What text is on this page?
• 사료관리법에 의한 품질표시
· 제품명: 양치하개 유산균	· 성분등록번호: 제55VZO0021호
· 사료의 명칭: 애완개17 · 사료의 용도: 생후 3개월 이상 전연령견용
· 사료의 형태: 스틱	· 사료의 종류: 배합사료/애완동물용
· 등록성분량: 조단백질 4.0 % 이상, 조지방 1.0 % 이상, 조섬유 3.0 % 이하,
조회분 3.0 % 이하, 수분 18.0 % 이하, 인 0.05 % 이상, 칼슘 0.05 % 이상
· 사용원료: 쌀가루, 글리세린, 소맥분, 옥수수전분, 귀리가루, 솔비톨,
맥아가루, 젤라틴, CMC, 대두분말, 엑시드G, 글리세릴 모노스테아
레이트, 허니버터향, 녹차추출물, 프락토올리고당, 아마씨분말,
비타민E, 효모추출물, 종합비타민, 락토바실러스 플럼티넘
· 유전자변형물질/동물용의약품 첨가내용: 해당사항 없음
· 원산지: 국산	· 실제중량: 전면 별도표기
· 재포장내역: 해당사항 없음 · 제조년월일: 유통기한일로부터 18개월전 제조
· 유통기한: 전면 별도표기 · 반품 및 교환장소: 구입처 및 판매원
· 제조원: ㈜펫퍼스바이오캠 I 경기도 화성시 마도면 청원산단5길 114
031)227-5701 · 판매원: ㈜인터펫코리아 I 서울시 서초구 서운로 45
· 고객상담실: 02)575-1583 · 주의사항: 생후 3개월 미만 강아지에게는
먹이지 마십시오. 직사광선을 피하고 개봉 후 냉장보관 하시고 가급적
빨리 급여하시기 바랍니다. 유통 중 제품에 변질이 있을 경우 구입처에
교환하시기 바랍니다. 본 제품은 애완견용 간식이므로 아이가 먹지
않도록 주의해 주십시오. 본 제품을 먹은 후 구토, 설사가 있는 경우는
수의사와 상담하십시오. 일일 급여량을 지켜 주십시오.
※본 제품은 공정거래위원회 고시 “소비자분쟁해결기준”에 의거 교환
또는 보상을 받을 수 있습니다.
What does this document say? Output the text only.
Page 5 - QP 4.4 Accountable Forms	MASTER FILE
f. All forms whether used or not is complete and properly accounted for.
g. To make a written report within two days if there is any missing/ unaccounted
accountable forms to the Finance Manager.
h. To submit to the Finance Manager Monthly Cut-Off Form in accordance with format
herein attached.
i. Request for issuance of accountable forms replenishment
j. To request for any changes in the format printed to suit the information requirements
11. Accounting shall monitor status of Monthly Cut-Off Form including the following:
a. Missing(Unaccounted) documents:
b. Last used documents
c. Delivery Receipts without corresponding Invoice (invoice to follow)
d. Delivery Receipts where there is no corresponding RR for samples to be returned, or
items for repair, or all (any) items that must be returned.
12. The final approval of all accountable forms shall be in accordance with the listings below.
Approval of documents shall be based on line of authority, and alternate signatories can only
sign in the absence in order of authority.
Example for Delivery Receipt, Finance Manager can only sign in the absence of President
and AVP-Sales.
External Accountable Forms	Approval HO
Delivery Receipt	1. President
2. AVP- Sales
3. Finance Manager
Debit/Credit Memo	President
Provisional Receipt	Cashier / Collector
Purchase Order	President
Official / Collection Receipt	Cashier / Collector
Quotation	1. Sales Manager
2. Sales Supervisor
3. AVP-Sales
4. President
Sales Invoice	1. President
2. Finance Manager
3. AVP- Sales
---*---
Task statement
Take every line above carrying "What" and return it.

Problem solution
What text is on this page?
What does this document say? Output the text only.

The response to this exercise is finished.